**Task objective**
Exact repetition of every entry is required.

———

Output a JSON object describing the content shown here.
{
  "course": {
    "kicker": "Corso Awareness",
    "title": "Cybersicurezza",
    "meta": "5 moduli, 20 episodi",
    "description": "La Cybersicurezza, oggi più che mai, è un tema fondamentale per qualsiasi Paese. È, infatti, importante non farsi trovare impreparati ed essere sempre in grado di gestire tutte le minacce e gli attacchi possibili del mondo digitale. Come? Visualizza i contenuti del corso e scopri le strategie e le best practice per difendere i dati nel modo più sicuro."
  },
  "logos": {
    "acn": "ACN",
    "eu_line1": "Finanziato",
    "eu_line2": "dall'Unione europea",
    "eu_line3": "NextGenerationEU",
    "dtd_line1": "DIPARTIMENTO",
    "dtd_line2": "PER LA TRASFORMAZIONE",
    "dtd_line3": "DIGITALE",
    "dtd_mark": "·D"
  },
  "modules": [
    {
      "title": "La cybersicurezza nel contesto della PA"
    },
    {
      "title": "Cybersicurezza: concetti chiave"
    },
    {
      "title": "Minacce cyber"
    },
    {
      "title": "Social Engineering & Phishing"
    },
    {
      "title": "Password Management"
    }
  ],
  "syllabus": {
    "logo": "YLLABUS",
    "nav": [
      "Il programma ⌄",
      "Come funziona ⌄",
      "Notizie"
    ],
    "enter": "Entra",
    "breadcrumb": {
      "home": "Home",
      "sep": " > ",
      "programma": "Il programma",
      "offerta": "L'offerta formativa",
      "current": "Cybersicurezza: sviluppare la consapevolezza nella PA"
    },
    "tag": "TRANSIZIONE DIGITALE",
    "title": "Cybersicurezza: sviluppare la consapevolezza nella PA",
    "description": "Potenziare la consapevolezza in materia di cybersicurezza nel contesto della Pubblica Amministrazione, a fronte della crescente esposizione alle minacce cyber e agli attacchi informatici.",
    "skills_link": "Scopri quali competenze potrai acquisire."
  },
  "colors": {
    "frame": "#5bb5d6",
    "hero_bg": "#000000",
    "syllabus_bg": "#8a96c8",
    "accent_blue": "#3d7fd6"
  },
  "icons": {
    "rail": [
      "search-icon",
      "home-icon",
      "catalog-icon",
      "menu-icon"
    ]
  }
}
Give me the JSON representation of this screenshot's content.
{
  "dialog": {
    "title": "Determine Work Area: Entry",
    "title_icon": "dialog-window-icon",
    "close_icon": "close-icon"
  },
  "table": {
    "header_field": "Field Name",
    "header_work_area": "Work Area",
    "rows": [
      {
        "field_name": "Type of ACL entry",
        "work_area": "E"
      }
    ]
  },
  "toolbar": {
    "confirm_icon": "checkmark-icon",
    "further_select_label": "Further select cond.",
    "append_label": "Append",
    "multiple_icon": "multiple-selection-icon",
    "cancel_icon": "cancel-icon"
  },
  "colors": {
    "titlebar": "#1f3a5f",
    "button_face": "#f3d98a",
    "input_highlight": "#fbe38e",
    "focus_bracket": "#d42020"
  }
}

———

**Solution to the problem**
Output a JSON object describing the content shown here.
{
  "course": {
    "kicker": "Corso Awareness",
    "title": "Cybersicurezza",
    "meta": "5 moduli, 20 episodi",
    "description": "La Cybersicurezza, oggi più che mai, è un tema fondamentale per qualsiasi Paese. È, infatti, importante non farsi trovare impreparati ed essere sempre in grado di gestire tutte le minacce e gli attacchi possibili del mondo digitale. Come? Visualizza i contenuti del corso e scopri le strategie e le best practice per difendere i dati nel modo più sicuro."
  },
  "logos": {
    "acn": "ACN",
    "eu_line1": "Finanziato",
    "eu_line2": "dall'Unione europea",
    "eu_line3": "NextGenerationEU",
    "dtd_line1": "DIPARTIMENTO",
    "dtd_line2": "PER LA TRASFORMAZIONE",
    "dtd_line3": "DIGITALE",
    "dtd_mark": "·D"
  },
  "modules": [
    {
      "title": "La cybersicurezza nel contesto della PA"
    },
    {
      "title": "Cybersicurezza: concetti chiave"
    },
    {
      "title": "Minacce cyber"
    },
    {
      "title": "Social Engineering & Phishing"
    },
    {
      "title": "Password Management"
    }
  ],
  "syllabus": {
    "logo": "YLLABUS",
    "nav": [
      "Il programma ⌄",
      "Come funziona ⌄",
      "Notizie"
    ],
    "enter": "Entra",
    "breadcrumb": {
      "home": "Home",
      "sep": " > ",
      "programma": "Il programma",
      "offerta": "L'offerta formativa",
      "current": "Cybersicurezza: sviluppare la consapevolezza nella PA"
    },
    "tag": "TRANSIZIONE DIGITALE",
    "title": "Cybersicurezza: sviluppare la consapevolezza nella PA",
    "description": "Potenziare la consapevolezza in materia di cybersicurezza nel contesto della Pubblica Amministrazione, a fronte della crescente esposizione alle minacce cyber e agli attacchi informatici.",
    "skills_link": "Scopri quali competenze potrai acquisire."
  },
  "colors": {
    "frame": "#5bb5d6",
    "hero_bg": "#000000",
    "syllabus_bg": "#8a96c8",
    "accent_blue": "#3d7fd6"
  },
  "icons": {
    "rail": [
      "search-icon",
      "home-icon",
      "catalog-icon",
      "menu-icon"
    ]
  }
}
Give me the JSON representation of this screenshot's content.
{
  "dialog": {
    "title": "Determine Work Area: Entry",
    "title_icon": "dialog-window-icon",
    "close_icon": "close-icon"
  },
  "table": {
    "header_field": "Field Name",
    "header_work_area": "Work Area",
    "rows": [
      {
        "field_name": "Type of ACL entry",
        "work_area": "E"
      }
    ]
  },
  "toolbar": {
    "confirm_icon": "checkmark-icon",
    "further_select_label": "Further select cond.",
    "append_label": "Append",
    "multiple_icon": "multiple-selection-icon",
    "cancel_icon": "cancel-icon"
  },
  "colors": {
    "titlebar": "#1f3a5f",
    "button_face": "#f3d98a",
    "input_highlight": "#fbe38e",
    "focus_bracket": "#d42020"
  }
}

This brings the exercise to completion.